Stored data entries
** Begin **

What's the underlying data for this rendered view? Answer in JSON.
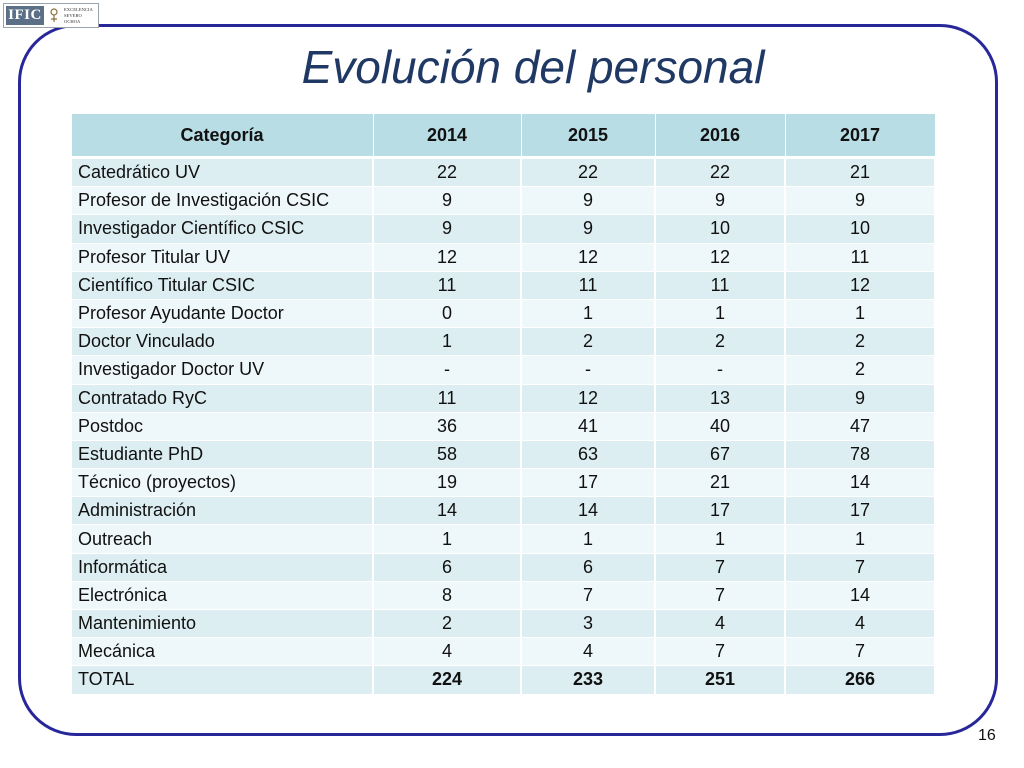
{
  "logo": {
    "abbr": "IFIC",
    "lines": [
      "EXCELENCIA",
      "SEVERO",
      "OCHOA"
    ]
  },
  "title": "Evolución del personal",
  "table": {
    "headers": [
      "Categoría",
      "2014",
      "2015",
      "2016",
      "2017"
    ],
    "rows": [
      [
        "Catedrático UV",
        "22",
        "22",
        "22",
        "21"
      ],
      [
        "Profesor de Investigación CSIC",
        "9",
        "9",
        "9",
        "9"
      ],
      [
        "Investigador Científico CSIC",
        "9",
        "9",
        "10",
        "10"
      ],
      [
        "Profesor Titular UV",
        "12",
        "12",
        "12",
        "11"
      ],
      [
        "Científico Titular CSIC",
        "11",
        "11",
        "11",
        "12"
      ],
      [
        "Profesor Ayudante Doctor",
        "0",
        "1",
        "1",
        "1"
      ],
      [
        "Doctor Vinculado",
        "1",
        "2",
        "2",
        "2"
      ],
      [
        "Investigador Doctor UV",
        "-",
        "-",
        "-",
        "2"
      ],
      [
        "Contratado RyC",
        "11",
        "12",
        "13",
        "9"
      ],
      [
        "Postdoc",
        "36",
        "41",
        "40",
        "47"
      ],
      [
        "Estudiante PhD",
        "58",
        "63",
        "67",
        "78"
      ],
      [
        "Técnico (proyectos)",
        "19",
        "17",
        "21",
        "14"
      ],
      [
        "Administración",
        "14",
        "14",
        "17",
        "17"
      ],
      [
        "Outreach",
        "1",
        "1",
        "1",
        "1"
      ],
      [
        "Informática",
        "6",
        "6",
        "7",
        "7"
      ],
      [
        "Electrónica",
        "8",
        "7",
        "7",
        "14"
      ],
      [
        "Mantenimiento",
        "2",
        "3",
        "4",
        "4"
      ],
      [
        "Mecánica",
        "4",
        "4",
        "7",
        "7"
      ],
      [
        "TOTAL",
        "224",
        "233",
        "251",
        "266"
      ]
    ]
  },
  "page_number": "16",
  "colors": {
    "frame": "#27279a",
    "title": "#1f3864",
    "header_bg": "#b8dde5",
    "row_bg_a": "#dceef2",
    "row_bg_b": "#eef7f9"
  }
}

** End **
** Begin **

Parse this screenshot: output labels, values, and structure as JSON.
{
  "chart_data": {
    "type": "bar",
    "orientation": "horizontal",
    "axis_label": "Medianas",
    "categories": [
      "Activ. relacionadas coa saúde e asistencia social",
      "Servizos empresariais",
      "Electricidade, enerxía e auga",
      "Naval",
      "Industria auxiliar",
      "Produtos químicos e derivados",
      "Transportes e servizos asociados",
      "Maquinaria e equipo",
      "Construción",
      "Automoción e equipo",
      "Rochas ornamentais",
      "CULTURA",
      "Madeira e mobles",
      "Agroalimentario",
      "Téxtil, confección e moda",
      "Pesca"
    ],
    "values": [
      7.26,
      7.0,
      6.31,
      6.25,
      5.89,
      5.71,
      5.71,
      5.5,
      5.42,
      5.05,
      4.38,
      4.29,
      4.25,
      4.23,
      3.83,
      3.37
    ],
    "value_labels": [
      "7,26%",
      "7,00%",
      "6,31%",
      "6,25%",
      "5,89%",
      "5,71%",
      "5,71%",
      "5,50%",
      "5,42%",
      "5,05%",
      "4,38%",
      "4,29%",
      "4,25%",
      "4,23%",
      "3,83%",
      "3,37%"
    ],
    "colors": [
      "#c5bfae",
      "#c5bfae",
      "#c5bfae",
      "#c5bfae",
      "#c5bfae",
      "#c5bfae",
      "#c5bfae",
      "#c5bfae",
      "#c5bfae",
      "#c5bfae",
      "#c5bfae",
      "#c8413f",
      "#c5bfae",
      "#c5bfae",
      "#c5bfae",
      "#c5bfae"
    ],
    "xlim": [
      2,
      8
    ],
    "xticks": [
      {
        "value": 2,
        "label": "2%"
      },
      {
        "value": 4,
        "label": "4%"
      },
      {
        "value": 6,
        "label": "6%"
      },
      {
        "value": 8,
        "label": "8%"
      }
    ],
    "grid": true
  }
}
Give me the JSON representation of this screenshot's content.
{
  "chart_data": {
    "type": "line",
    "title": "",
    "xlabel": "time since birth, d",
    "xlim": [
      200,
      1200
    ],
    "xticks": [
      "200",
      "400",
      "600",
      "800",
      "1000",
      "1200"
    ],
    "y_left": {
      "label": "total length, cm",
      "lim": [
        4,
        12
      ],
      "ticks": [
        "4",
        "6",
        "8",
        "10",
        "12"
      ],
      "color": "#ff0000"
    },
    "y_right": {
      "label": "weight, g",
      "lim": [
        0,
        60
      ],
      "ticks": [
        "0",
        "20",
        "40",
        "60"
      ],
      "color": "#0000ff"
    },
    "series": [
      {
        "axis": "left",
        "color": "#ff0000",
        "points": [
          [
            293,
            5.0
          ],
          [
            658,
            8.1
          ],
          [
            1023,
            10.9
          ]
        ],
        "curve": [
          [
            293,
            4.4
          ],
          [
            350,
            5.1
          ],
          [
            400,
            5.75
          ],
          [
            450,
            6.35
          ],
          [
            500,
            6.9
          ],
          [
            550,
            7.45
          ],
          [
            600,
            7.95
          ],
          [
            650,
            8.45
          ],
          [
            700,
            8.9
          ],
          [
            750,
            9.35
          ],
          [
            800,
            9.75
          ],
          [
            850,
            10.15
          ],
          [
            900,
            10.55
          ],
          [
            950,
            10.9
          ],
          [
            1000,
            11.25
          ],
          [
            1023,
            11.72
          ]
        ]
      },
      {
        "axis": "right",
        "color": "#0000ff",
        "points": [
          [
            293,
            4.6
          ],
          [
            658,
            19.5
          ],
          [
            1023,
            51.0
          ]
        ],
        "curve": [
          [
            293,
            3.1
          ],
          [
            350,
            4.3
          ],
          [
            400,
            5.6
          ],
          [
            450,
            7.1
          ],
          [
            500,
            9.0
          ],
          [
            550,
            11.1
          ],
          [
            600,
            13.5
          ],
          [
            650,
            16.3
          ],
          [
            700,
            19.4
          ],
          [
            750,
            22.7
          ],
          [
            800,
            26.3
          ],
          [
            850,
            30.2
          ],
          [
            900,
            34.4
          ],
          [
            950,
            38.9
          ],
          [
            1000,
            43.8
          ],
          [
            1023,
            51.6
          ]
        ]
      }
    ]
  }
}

** End **

• _THE PROBLEM_: Write out each line of the data that holds the string "title".

• _ANSWER TO THE TASK_:
  "title": "Evolución del personal",
    "title": "#1f3864",
    "title": "",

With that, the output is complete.